§ **THE EXERCISE**: State how many lines contain the string "hold", and write nothing else.

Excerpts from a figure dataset
* * *

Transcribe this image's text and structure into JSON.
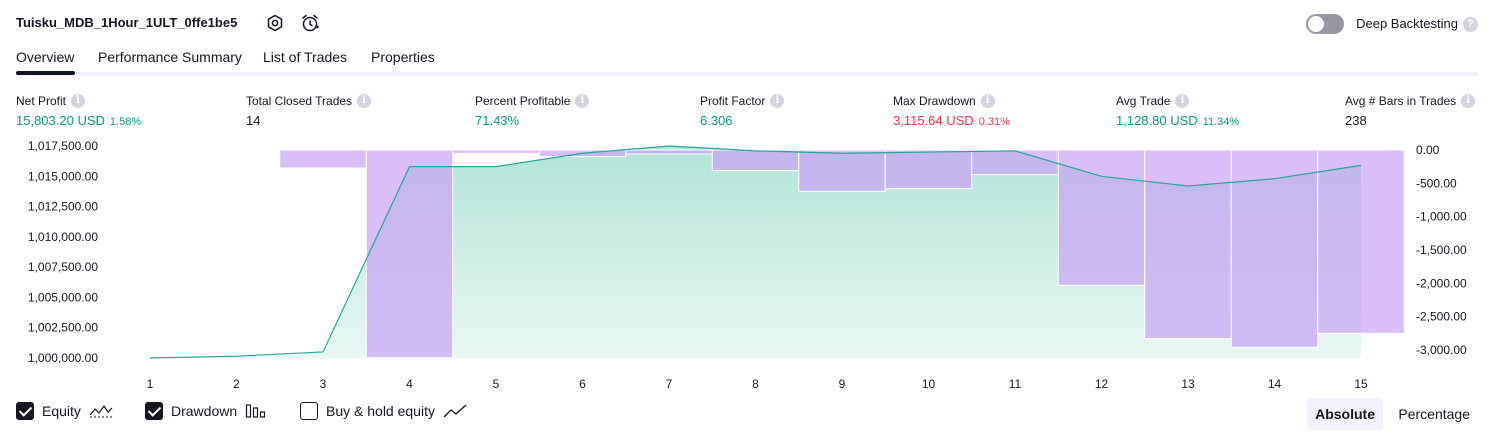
{
  "header": {
    "strategy_name": "Tuisku_MDB_1Hour_1ULT_0ffe1be5",
    "deep_backtesting_label": "Deep Backtesting",
    "deep_backtesting_enabled": false,
    "help_glyph": "?"
  },
  "tabs": [
    {
      "label": "Overview",
      "active": true
    },
    {
      "label": "Performance Summary",
      "active": false
    },
    {
      "label": "List of Trades",
      "active": false
    },
    {
      "label": "Properties",
      "active": false
    }
  ],
  "info_glyph": "i",
  "metrics": [
    {
      "label": "Net Profit",
      "value": "15,803.20 USD",
      "pct": "1.58%",
      "color": "green"
    },
    {
      "label": "Total Closed Trades",
      "value": "14",
      "pct": "",
      "color": "plain"
    },
    {
      "label": "Percent Profitable",
      "value": "71.43%",
      "pct": "",
      "color": "green"
    },
    {
      "label": "Profit Factor",
      "value": "6.306",
      "pct": "",
      "color": "green"
    },
    {
      "label": "Max Drawdown",
      "value": "3,115.64 USD",
      "pct": "0.31%",
      "color": "red"
    },
    {
      "label": "Avg Trade",
      "value": "1,128.80 USD",
      "pct": "11.34%",
      "color": "green"
    },
    {
      "label": "Avg # Bars in Trades",
      "value": "238",
      "pct": "",
      "color": "plain"
    }
  ],
  "chart_data": {
    "type": "line",
    "x": [
      1,
      2,
      3,
      4,
      5,
      6,
      7,
      8,
      9,
      10,
      11,
      12,
      13,
      14,
      15
    ],
    "left_axis_ticks": [
      "1,017,500.00",
      "1,015,000.00",
      "1,012,500.00",
      "1,010,000.00",
      "1,007,500.00",
      "1,005,000.00",
      "1,002,500.00",
      "1,000,000.00"
    ],
    "left_ylim": [
      1000000,
      1017500
    ],
    "right_axis_ticks": [
      "0.00",
      "-500.00",
      "-1,000.00",
      "-1,500.00",
      "-2,000.00",
      "-2,500.00",
      "-3,000.00"
    ],
    "right_ylim": [
      -3000,
      0
    ],
    "series": [
      {
        "name": "Equity",
        "kind": "area-line",
        "values": [
          1000000,
          1000150,
          1000500,
          1015800,
          1015800,
          1016900,
          1017500,
          1017100,
          1016900,
          1017000,
          1017100,
          1015000,
          1014200,
          1014800,
          1015900
        ]
      },
      {
        "name": "Drawdown",
        "kind": "bars",
        "bars": [
          {
            "from": 0.5,
            "to": 1.5,
            "value": -10
          },
          {
            "from": 1.5,
            "to": 2.5,
            "value": -10
          },
          {
            "from": 2.5,
            "to": 3.5,
            "value": -270
          },
          {
            "from": 3.5,
            "to": 4.5,
            "value": -3115.64
          },
          {
            "from": 4.5,
            "to": 5.5,
            "value": -50
          },
          {
            "from": 5.5,
            "to": 6.5,
            "value": -100
          },
          {
            "from": 6.5,
            "to": 7.5,
            "value": -60
          },
          {
            "from": 7.5,
            "to": 8.5,
            "value": -310
          },
          {
            "from": 8.5,
            "to": 9.5,
            "value": -620
          },
          {
            "from": 9.5,
            "to": 10.5,
            "value": -580
          },
          {
            "from": 10.5,
            "to": 11.5,
            "value": -370
          },
          {
            "from": 11.5,
            "to": 12.5,
            "value": -2030
          },
          {
            "from": 12.5,
            "to": 13.5,
            "value": -2830
          },
          {
            "from": 13.5,
            "to": 14.5,
            "value": -2960
          },
          {
            "from": 14.5,
            "to": 15.5,
            "value": -2750
          }
        ]
      }
    ],
    "colors": {
      "equity_line": "#26a69a",
      "equity_fill": "#a5dfd0",
      "drawdown_fill": "#c9a3f5",
      "overlap_fill": "#a5b1e6"
    }
  },
  "legend": {
    "items": [
      {
        "label": "Equity",
        "checked": true,
        "icon": "equity-line-icon"
      },
      {
        "label": "Drawdown",
        "checked": true,
        "icon": "drawdown-bars-icon"
      },
      {
        "label": "Buy & hold equity",
        "checked": false,
        "icon": "buy-hold-line-icon"
      }
    ],
    "mode_absolute": "Absolute",
    "mode_percentage": "Percentage",
    "active_mode": "Absolute"
  }
}
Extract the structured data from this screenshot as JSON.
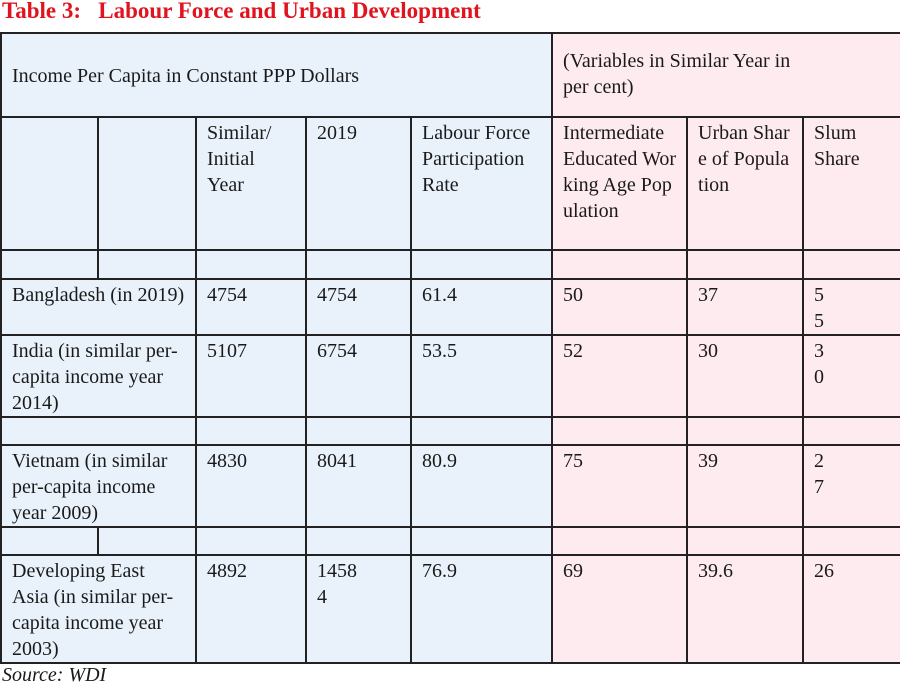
{
  "title": "Table 3:   Labour Force and Urban Development",
  "header": {
    "group_left": "Income Per Capita in Constant PPP Dollars",
    "group_right": "(Variables in Similar Year in  per cent)",
    "columns": [
      "Similar/ Initial Year",
      "2019",
      "Labour Force Participation Rate",
      "Intermediate Educated Working Age Population",
      "Urban Share of Population",
      "Slum Share"
    ]
  },
  "rows": [
    {
      "name": "Bangladesh (in 2019)",
      "similar": "4754",
      "y2019": "4754",
      "lfpr": "61.4",
      "edu": "50",
      "urban": "37",
      "slum": "55"
    },
    {
      "name": "India (in similar per-   capita income year 2014)",
      "similar": "5107",
      "y2019": "6754",
      "lfpr": "53.5",
      "edu": "52",
      "urban": "30",
      "slum": "30"
    },
    {
      "name": "Vietnam (in similar per-capita income year 2009)",
      "similar": "4830",
      "y2019": "8041",
      "lfpr": "80.9",
      "edu": "75",
      "urban": "39",
      "slum": "27"
    },
    {
      "name": "Developing East Asia (in similar per-capita income year 2003)",
      "similar": "4892",
      "y2019": "14584",
      "lfpr": "76.9",
      "edu": "69",
      "urban": "39.6",
      "slum": "26"
    }
  ],
  "source": "Source: WDI"
}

* * *

§ **EXERCISE SOLUTION**: 2